> _Task prompt_: Gather all lines in the records below that include the word "Tageswertung".

— Start of Entries provided —

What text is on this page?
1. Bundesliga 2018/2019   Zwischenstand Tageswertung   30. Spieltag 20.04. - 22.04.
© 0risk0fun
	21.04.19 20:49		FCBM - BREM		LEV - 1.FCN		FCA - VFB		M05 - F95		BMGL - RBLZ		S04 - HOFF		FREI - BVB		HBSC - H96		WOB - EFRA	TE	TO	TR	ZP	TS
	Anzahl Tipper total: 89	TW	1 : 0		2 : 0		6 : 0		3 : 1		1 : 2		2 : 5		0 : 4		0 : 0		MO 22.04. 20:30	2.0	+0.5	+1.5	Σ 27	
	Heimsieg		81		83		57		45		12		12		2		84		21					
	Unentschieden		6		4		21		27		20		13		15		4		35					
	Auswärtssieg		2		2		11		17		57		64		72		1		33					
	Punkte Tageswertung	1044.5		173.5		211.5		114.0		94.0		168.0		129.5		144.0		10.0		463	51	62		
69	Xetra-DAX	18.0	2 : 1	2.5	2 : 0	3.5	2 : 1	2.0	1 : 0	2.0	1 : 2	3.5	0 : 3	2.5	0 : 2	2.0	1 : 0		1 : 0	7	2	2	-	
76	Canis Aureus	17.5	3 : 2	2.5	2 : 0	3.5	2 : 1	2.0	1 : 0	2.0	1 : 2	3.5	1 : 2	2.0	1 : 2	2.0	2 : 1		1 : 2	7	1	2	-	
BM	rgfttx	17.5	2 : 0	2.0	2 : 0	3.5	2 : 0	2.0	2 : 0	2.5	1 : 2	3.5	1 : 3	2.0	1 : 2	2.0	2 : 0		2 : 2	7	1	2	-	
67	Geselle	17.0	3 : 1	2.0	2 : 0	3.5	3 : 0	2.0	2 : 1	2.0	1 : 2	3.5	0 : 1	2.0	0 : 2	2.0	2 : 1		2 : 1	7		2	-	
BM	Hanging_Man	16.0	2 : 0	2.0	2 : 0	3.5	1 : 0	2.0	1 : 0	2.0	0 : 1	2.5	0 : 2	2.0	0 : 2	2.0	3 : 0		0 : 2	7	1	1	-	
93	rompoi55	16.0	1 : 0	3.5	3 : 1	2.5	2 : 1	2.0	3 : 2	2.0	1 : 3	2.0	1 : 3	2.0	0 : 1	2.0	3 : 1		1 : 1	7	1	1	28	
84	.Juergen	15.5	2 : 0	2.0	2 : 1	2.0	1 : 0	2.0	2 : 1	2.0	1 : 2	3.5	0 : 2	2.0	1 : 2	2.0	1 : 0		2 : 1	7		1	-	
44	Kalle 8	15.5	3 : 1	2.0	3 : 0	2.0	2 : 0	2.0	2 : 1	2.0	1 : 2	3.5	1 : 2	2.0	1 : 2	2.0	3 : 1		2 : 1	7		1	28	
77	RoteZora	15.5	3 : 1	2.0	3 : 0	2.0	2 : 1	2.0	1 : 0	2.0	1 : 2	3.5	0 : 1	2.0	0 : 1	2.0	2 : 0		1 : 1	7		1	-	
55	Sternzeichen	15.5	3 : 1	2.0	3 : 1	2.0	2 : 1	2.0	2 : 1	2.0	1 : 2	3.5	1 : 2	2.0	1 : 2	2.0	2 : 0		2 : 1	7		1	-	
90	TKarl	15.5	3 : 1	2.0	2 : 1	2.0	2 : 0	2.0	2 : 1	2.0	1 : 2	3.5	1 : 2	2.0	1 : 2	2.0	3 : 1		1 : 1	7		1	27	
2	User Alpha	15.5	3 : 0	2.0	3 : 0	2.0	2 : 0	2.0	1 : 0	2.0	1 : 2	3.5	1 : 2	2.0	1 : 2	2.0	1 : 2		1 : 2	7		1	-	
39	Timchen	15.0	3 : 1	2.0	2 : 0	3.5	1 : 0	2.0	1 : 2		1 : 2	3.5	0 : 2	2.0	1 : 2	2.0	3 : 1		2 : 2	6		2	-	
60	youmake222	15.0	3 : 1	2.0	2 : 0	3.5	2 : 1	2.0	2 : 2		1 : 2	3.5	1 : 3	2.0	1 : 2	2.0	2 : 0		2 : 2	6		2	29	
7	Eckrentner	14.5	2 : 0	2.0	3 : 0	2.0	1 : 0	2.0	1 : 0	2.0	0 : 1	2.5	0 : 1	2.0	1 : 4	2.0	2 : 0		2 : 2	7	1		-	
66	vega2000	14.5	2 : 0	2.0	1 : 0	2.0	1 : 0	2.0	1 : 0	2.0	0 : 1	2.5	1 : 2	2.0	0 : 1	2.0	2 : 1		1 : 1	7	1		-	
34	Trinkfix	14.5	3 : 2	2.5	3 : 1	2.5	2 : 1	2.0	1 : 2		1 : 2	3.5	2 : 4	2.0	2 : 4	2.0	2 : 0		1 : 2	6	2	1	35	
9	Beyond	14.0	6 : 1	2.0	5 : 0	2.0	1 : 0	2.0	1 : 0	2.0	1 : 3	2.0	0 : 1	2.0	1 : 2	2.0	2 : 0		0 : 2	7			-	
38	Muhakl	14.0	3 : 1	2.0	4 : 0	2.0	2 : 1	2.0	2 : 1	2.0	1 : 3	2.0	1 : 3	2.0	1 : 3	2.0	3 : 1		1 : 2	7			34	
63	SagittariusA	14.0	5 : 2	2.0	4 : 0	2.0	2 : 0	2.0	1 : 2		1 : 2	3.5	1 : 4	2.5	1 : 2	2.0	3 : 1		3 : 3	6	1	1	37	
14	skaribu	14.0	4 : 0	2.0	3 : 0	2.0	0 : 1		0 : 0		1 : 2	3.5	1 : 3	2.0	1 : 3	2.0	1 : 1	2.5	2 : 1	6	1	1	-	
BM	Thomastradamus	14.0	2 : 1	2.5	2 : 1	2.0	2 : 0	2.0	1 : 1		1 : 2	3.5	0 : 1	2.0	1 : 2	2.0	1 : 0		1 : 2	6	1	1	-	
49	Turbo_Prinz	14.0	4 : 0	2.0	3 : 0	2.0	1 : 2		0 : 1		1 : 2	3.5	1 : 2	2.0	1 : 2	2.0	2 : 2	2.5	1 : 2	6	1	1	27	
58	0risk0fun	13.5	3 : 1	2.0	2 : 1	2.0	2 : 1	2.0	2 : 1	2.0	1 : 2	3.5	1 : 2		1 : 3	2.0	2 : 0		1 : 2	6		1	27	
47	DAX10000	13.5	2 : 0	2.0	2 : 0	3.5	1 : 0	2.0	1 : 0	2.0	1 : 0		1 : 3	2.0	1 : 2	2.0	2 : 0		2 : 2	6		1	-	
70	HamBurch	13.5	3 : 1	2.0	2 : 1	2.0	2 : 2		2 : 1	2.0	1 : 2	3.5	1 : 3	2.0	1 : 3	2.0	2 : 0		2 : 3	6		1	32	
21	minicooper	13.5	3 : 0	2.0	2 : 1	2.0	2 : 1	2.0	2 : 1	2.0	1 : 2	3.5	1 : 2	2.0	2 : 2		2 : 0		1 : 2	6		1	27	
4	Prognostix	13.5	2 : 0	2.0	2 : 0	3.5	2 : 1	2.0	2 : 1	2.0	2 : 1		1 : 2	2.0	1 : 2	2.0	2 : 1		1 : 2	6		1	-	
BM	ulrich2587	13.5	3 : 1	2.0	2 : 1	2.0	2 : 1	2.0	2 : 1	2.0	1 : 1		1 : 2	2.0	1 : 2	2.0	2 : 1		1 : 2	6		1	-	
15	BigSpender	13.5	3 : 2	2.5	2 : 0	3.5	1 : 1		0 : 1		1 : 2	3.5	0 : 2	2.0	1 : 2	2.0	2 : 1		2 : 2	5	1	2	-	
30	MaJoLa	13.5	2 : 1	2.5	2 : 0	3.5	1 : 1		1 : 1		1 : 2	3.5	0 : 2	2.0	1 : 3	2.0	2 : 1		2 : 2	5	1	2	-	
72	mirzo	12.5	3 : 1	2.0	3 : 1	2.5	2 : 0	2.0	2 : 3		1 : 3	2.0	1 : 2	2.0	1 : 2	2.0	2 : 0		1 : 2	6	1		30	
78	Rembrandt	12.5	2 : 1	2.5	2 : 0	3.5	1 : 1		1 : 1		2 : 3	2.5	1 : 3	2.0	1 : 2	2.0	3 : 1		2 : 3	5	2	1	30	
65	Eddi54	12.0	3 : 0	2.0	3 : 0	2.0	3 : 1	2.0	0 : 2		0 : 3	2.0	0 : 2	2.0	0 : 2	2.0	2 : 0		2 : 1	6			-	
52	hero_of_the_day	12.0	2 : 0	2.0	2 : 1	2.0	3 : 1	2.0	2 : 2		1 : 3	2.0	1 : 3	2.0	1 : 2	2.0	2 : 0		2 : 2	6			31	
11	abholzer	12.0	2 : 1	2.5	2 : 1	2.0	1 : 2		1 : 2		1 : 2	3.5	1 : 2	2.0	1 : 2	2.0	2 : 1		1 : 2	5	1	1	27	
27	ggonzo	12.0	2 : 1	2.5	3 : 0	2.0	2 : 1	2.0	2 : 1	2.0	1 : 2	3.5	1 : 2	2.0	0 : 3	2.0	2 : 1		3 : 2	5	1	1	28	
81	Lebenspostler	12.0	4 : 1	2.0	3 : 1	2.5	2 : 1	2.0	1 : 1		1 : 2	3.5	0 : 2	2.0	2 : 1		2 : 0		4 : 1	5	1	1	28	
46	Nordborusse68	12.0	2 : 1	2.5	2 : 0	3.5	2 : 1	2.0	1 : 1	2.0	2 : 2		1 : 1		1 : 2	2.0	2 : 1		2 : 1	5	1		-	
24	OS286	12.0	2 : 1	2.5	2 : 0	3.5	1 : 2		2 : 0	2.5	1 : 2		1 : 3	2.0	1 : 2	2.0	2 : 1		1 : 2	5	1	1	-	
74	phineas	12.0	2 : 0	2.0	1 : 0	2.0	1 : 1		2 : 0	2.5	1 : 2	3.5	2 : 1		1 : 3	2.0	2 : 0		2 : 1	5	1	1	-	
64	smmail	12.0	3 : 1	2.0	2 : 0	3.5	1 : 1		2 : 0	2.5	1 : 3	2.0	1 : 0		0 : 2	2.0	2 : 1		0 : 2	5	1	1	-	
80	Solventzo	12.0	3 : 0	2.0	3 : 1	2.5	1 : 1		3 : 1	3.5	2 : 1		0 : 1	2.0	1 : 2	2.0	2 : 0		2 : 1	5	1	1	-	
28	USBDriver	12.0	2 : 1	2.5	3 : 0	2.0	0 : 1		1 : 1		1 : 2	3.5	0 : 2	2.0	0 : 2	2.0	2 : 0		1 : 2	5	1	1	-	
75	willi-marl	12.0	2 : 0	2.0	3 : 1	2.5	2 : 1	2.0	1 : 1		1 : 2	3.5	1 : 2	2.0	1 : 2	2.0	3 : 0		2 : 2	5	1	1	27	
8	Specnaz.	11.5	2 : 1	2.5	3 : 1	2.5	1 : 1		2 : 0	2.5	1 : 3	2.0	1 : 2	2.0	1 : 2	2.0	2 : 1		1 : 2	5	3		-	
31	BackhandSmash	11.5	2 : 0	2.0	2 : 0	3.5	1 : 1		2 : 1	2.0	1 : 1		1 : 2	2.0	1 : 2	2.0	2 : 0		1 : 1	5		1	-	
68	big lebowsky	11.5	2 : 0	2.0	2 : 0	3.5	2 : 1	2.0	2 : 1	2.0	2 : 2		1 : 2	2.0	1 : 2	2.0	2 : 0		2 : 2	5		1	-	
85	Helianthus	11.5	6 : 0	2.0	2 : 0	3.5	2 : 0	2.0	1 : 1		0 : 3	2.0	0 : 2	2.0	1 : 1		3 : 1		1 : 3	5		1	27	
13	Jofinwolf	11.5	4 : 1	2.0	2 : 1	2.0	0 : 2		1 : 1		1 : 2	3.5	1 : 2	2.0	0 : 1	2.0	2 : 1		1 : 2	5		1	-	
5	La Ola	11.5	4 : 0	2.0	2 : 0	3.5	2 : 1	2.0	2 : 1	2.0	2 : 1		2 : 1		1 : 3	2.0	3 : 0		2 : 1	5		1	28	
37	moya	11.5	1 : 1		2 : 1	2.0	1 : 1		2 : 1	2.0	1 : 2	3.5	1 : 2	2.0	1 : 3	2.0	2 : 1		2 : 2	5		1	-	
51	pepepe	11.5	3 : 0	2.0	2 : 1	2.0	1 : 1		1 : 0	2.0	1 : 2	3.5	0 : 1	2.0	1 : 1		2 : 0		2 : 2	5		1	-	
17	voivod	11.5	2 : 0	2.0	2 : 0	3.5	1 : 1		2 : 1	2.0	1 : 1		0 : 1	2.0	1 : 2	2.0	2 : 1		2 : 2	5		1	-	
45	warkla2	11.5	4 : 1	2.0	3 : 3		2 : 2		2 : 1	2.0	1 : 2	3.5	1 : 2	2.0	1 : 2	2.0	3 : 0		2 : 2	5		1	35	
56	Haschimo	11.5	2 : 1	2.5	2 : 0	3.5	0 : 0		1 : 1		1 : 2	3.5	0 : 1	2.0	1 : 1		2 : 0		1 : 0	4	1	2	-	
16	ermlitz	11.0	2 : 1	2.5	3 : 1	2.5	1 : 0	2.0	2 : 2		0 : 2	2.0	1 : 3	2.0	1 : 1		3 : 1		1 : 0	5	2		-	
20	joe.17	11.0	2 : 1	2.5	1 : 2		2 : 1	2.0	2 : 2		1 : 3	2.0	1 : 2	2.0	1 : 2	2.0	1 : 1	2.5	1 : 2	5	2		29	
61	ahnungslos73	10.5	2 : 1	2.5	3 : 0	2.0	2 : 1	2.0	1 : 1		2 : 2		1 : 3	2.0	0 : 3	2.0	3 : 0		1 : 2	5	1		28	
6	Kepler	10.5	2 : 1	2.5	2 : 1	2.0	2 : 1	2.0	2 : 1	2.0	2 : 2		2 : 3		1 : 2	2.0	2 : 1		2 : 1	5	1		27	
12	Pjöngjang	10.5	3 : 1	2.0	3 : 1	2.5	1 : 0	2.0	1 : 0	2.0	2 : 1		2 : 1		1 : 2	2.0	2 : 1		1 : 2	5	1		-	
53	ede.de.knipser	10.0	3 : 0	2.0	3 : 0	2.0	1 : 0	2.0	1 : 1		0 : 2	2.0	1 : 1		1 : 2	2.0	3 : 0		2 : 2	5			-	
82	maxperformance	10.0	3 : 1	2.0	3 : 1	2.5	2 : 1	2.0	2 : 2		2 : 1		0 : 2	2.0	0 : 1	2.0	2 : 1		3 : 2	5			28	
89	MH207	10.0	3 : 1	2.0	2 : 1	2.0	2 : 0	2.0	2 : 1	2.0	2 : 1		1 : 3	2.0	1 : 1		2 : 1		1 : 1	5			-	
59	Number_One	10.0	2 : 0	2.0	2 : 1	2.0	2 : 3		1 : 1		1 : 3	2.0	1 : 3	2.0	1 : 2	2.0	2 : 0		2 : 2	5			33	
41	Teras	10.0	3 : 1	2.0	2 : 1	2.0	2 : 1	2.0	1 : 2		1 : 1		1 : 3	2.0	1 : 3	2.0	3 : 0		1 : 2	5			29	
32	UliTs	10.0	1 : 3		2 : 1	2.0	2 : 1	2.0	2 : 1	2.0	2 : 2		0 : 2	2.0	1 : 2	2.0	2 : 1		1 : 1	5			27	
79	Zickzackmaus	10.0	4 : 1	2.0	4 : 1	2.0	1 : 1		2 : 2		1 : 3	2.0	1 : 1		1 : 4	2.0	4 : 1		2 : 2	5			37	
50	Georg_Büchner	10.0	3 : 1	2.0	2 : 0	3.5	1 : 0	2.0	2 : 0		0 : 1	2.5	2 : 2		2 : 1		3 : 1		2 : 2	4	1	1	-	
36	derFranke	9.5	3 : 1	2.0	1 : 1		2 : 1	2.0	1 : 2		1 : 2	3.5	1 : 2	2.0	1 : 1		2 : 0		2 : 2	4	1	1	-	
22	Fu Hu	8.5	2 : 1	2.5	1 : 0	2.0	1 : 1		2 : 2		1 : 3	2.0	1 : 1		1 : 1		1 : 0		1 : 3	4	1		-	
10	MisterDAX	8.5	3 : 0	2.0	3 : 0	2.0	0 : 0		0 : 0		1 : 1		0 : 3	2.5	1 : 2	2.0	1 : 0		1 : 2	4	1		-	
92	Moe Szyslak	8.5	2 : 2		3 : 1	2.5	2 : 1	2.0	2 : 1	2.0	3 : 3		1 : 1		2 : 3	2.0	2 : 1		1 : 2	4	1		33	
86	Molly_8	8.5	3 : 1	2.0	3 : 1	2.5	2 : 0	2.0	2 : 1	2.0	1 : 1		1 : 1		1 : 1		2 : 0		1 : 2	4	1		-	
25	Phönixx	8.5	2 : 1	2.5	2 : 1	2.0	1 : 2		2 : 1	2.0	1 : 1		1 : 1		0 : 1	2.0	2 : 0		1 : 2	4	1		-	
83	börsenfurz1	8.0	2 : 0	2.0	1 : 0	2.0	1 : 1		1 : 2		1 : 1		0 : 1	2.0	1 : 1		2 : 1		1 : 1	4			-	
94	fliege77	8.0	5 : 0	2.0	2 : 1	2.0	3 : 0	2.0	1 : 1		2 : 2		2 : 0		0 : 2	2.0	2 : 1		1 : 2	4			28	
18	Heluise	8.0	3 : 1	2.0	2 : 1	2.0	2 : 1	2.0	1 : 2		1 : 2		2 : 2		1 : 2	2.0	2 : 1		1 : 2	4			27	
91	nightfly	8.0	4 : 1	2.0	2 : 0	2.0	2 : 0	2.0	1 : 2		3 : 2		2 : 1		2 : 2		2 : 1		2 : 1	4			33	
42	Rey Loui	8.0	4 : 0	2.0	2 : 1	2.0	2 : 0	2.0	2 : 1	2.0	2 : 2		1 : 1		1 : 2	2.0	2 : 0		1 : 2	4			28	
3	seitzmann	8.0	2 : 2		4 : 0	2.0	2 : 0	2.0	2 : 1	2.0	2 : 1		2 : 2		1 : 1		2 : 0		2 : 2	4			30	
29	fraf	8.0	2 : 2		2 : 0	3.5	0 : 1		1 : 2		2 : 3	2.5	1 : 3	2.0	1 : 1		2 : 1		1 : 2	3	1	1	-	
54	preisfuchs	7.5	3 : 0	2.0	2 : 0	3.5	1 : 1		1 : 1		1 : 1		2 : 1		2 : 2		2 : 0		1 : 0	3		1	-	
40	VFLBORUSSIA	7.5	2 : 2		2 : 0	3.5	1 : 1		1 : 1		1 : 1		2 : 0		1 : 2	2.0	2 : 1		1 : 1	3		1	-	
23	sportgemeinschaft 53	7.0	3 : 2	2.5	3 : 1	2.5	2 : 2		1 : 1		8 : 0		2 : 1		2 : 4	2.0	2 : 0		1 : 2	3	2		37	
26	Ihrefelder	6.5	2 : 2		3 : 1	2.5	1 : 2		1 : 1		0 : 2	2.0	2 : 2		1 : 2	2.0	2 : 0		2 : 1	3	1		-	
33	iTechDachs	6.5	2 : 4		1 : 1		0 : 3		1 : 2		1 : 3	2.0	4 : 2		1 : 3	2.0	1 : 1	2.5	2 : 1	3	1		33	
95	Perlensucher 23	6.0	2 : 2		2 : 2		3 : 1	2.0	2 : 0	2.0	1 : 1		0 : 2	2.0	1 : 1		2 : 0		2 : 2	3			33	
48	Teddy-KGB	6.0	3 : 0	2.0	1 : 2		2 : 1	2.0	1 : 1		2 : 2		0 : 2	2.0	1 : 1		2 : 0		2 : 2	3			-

— End of Entries provided —

> _Answer to this task_:
1. Bundesliga 2018/2019   Zwischenstand Tageswertung   30. Spieltag 20.04. - 22.04.
	Punkte Tageswertung	1044.5		173.5		211.5		114.0		94.0		168.0		129.5		144.0		10.0		463	51	62		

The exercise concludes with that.